* Start Source material *
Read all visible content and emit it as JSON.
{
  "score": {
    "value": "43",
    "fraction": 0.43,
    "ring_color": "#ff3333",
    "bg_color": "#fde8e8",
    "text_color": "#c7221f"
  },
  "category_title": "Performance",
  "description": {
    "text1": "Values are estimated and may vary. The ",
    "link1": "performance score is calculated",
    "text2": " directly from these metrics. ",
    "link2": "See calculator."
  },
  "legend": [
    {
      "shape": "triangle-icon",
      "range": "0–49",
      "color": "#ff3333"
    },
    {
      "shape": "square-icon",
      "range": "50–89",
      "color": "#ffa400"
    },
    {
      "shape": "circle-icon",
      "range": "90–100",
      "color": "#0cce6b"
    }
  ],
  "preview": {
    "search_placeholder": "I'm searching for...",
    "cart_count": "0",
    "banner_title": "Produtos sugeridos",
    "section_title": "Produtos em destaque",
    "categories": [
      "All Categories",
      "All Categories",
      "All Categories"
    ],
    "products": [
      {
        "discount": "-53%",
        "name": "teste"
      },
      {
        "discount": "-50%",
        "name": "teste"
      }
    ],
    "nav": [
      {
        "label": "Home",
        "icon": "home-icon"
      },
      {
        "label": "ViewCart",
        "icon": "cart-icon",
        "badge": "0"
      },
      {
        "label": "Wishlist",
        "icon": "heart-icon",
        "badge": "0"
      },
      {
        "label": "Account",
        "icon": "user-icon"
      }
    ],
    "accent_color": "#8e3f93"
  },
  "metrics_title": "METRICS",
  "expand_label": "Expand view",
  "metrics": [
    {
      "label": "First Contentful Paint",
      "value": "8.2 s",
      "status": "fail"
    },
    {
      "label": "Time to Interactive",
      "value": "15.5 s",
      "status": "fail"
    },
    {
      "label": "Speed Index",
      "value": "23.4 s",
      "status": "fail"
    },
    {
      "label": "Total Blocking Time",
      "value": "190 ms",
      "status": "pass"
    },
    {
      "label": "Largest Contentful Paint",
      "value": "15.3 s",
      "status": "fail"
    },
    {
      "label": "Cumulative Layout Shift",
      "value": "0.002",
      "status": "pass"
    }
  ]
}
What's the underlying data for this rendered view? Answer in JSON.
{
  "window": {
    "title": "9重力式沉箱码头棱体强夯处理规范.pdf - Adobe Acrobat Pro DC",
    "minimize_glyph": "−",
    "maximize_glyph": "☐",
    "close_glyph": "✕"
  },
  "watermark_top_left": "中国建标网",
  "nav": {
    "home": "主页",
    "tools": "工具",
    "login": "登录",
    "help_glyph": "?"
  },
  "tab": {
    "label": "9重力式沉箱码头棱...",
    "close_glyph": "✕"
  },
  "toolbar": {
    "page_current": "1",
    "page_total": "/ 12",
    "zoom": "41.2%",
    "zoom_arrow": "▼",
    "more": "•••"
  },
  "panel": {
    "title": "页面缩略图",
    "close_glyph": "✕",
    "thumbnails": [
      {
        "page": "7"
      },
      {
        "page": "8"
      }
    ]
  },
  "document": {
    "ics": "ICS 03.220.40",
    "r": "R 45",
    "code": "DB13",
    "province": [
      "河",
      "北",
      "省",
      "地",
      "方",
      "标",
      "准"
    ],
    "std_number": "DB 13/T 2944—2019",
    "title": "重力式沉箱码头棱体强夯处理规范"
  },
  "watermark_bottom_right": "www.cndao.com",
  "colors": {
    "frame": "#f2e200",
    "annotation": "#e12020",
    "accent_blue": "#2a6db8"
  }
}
* End Source material *
Aim:
Each line of the listing should be echoed back exactly.

Answer in full:
Read all visible content and emit it as JSON.
{
  "score": {
    "value": "43",
    "fraction": 0.43,
    "ring_color": "#ff3333",
    "bg_color": "#fde8e8",
    "text_color": "#c7221f"
  },
  "category_title": "Performance",
  "description": {
    "text1": "Values are estimated and may vary. The ",
    "link1": "performance score is calculated",
    "text2": " directly from these metrics. ",
    "link2": "See calculator."
  },
  "legend": [
    {
      "shape": "triangle-icon",
      "range": "0–49",
      "color": "#ff3333"
    },
    {
      "shape": "square-icon",
      "range": "50–89",
      "color": "#ffa400"
    },
    {
      "shape": "circle-icon",
      "range": "90–100",
      "color": "#0cce6b"
    }
  ],
  "preview": {
    "search_placeholder": "I'm searching for...",
    "cart_count": "0",
    "banner_title": "Produtos sugeridos",
    "section_title": "Produtos em destaque",
    "categories": [
      "All Categories",
      "All Categories",
      "All Categories"
    ],
    "products": [
      {
        "discount": "-53%",
        "name": "teste"
      },
      {
        "discount": "-50%",
        "name": "teste"
      }
    ],
    "nav": [
      {
        "label": "Home",
        "icon": "home-icon"
      },
      {
        "label": "ViewCart",
        "icon": "cart-icon",
        "badge": "0"
      },
      {
        "label": "Wishlist",
        "icon": "heart-icon",
        "badge": "0"
      },
      {
        "label": "Account",
        "icon": "user-icon"
      }
    ],
    "accent_color": "#8e3f93"
  },
  "metrics_title": "METRICS",
  "expand_label": "Expand view",
  "metrics": [
    {
      "label": "First Contentful Paint",
      "value": "8.2 s",
      "status": "fail"
    },
    {
      "label": "Time to Interactive",
      "value": "15.5 s",
      "status": "fail"
    },
    {
      "label": "Speed Index",
      "value": "23.4 s",
      "status": "fail"
    },
    {
      "label": "Total Blocking Time",
      "value": "190 ms",
      "status": "pass"
    },
    {
      "label": "Largest Contentful Paint",
      "value": "15.3 s",
      "status": "fail"
    },
    {
      "label": "Cumulative Layout Shift",
      "value": "0.002",
      "status": "pass"
    }
  ]
}
What's the underlying data for this rendered view? Answer in JSON.
{
  "window": {
    "title": "9重力式沉箱码头棱体强夯处理规范.pdf - Adobe Acrobat Pro DC",
    "minimize_glyph": "−",
    "maximize_glyph": "☐",
    "close_glyph": "✕"
  },
  "watermark_top_left": "中国建标网",
  "nav": {
    "home": "主页",
    "tools": "工具",
    "login": "登录",
    "help_glyph": "?"
  },
  "tab": {
    "label": "9重力式沉箱码头棱...",
    "close_glyph": "✕"
  },
  "toolbar": {
    "page_current": "1",
    "page_total": "/ 12",
    "zoom": "41.2%",
    "zoom_arrow": "▼",
    "more": "•••"
  },
  "panel": {
    "title": "页面缩略图",
    "close_glyph": "✕",
    "thumbnails": [
      {
        "page": "7"
      },
      {
        "page": "8"
      }
    ]
  },
  "document": {
    "ics": "ICS 03.220.40",
    "r": "R 45",
    "code": "DB13",
    "province": [
      "河",
      "北",
      "省",
      "地",
      "方",
      "标",
      "准"
    ],
    "std_number": "DB 13/T 2944—2019",
    "title": "重力式沉箱码头棱体强夯处理规范"
  },
  "watermark_bottom_right": "www.cndao.com",
  "colors": {
    "frame": "#f2e200",
    "annotation": "#e12020",
    "accent_blue": "#2a6db8"
  }
}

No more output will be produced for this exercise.